─── MATERIAL FOR THIS EXERCISE ───
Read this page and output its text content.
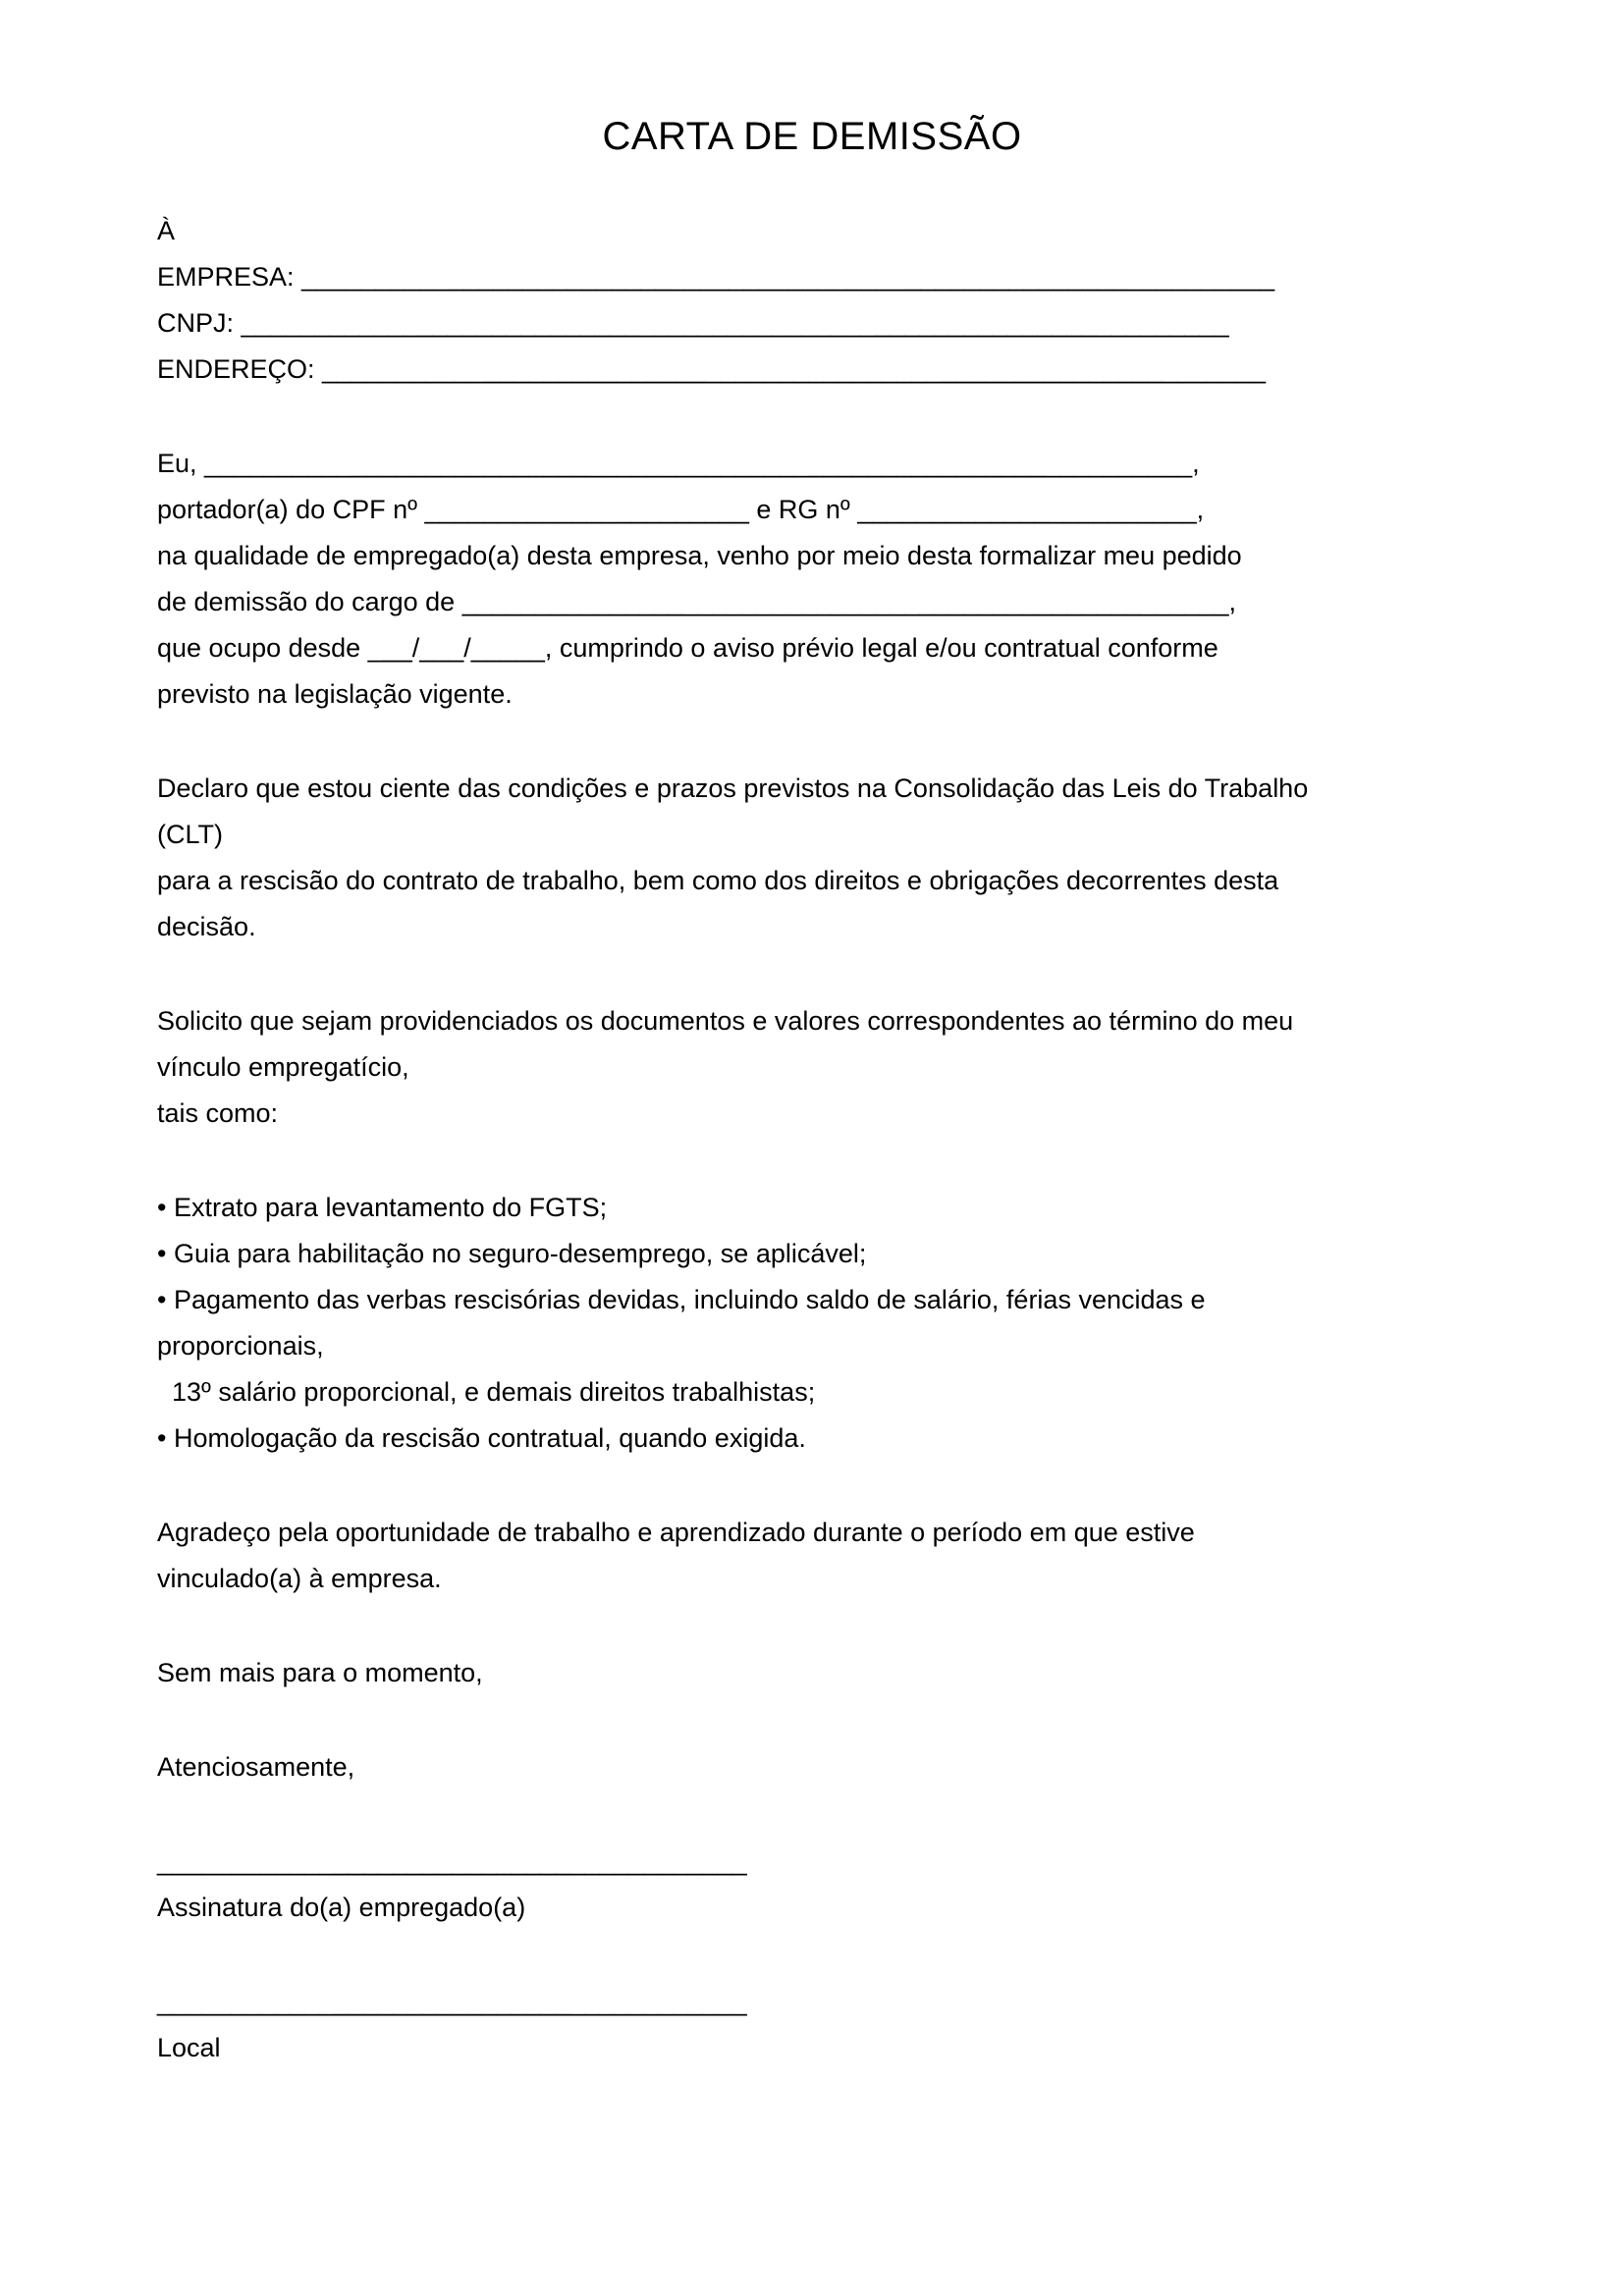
CARTA DE DEMISSÃO

À

EMPRESA: __________________________________________________________________

CNPJ: ___________________________________________________________________

ENDEREÇO: ________________________________________________________________

Eu, ___________________________________________________________________,

portador(a) do CPF nº ______________________ e RG nº _______________________,

na qualidade de empregado(a) desta empresa, venho por meio desta formalizar meu pedido

de demissão do cargo de ____________________________________________________,

que ocupo desde ___/___/_____, cumprindo o aviso prévio legal e/ou contratual conforme

previsto na legislação vigente.

Declaro que estou ciente das condições e prazos previstos na Consolidação das Leis do Trabalho

(CLT)

para a rescisão do contrato de trabalho, bem como dos direitos e obrigações decorrentes desta

decisão.

Solicito que sejam providenciados os documentos e valores correspondentes ao término do meu

vínculo empregatício,

tais como:

• Extrato para levantamento do FGTS;

• Guia para habilitação no seguro-desemprego, se aplicável;

• Pagamento das verbas rescisórias devidas, incluindo saldo de salário, férias vencidas e

proporcionais,

13º salário proporcional, e demais direitos trabalhistas;

• Homologação da rescisão contratual, quando exigida.

Agradeço pela oportunidade de trabalho e aprendizado durante o período em que estive

vinculado(a) à empresa.

Sem mais para o momento,

Atenciosamente,

________________________________________

Assinatura do(a) empregado(a)

________________________________________

Local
───
» **EXERCISE**: Where a line of the material above holds the string "salário", copy that line.

» **FINISHED TASK**:
• Pagamento das verbas rescisórias devidas, incluindo saldo de salário, férias vencidas e
13º salário proporcional, e demais direitos trabalhistas;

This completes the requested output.